Where the data below has the string "товаров", return the whole line.

#####

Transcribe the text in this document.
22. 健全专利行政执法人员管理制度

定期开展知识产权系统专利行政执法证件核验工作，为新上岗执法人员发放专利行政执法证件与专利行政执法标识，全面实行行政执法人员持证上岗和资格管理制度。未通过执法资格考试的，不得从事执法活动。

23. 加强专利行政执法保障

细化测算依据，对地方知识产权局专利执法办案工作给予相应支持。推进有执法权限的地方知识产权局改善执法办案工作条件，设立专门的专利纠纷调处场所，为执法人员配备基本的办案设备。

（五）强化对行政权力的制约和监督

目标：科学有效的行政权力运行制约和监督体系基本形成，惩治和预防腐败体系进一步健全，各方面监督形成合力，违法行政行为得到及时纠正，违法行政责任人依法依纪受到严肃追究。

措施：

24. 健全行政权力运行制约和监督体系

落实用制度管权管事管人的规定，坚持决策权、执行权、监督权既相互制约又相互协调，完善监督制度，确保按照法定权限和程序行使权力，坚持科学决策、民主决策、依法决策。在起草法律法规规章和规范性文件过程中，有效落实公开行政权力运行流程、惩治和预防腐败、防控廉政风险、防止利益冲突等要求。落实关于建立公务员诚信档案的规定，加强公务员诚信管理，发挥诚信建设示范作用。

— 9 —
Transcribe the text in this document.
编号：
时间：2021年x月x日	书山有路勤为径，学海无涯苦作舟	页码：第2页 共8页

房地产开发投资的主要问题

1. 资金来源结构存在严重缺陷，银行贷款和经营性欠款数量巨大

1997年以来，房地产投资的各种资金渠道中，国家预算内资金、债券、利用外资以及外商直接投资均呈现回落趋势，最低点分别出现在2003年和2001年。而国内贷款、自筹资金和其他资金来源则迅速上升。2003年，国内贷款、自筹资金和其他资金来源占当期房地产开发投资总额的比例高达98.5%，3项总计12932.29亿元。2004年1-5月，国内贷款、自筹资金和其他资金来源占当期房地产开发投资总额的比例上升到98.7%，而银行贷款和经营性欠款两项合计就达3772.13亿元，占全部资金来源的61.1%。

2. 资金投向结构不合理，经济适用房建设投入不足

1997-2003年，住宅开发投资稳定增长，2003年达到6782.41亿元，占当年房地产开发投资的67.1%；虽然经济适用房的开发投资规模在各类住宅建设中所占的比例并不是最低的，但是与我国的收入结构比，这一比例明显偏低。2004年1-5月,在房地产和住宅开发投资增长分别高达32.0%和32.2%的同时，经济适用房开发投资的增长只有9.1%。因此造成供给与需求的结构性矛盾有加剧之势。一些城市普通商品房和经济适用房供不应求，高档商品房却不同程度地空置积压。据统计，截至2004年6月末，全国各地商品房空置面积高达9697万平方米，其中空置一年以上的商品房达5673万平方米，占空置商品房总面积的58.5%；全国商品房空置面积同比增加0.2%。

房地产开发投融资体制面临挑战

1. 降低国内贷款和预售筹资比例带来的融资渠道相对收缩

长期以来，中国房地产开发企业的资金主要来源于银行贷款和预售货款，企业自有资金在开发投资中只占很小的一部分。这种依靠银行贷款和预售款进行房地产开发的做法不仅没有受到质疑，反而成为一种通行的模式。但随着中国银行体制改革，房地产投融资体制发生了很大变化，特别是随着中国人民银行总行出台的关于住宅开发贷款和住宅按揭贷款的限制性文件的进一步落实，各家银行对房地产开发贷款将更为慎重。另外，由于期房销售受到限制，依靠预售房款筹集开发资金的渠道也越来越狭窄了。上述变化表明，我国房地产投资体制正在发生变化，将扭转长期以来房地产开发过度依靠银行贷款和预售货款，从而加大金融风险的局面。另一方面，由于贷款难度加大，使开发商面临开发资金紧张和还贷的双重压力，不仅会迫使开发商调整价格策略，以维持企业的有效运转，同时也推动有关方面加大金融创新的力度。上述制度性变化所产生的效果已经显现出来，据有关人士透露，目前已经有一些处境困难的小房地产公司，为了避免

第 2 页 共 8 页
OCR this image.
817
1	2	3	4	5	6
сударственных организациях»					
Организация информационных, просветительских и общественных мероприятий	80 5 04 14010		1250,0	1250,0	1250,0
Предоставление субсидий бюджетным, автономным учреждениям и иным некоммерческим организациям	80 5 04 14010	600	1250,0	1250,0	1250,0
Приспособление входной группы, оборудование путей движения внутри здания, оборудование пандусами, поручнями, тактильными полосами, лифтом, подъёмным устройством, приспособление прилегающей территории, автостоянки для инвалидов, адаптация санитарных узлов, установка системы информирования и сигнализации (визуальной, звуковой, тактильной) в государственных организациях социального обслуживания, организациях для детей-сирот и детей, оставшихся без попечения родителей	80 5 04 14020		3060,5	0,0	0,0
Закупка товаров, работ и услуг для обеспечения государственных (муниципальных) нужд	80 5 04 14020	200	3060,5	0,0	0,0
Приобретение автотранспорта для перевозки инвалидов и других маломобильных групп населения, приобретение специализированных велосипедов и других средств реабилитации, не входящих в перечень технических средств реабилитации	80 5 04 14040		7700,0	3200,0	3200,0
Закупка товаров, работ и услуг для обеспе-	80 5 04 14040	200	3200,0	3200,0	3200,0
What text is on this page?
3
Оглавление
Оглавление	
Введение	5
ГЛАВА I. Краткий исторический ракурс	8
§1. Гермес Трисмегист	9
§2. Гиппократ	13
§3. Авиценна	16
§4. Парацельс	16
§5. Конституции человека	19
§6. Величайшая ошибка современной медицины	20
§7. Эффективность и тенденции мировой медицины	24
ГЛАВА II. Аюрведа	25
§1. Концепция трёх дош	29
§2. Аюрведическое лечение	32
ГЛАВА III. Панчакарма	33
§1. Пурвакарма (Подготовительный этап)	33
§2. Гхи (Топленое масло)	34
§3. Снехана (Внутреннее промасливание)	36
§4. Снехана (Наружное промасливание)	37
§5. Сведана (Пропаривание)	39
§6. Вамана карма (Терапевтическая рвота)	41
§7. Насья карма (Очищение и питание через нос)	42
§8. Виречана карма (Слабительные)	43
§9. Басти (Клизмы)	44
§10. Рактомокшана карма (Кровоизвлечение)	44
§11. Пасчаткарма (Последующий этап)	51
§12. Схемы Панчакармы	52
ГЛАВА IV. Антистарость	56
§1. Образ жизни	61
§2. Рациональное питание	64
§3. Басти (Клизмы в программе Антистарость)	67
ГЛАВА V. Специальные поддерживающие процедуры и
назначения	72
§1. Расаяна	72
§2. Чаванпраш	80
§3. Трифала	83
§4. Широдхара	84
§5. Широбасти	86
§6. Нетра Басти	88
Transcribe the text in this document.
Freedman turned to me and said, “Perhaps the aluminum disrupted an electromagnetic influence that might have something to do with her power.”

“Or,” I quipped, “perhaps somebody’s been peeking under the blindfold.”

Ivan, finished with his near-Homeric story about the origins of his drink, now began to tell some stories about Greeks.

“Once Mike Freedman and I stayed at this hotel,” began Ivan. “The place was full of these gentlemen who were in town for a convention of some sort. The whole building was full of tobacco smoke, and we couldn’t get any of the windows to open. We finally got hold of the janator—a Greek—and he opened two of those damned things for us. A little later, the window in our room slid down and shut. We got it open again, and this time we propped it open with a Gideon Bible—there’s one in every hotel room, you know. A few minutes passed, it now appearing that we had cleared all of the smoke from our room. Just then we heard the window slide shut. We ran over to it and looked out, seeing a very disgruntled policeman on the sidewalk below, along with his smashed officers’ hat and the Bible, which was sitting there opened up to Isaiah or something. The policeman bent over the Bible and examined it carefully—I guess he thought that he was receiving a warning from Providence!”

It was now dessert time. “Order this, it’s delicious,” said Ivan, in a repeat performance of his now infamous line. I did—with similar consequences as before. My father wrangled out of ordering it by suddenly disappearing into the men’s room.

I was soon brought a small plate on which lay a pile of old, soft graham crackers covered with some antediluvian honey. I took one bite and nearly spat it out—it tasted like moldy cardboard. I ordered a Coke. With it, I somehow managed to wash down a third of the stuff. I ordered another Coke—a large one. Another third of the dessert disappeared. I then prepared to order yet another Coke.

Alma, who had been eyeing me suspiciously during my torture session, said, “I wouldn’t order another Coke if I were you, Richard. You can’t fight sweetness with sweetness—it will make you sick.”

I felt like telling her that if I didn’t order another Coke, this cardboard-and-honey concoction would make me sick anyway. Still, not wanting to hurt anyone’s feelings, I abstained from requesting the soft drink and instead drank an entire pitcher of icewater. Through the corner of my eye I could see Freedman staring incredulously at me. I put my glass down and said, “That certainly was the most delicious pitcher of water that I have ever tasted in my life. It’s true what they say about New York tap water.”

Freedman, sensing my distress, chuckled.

#####

Solution >>
Закупка товаров, работ и услуг для обеспечения государственных (муниципальных) нужд	80 5 04 14020	200	3060,5	0,0	0,0
Закупка товаров, работ и услуг для обеспе-	80 5 04 14040	200	3200,0	3200,0	3200,0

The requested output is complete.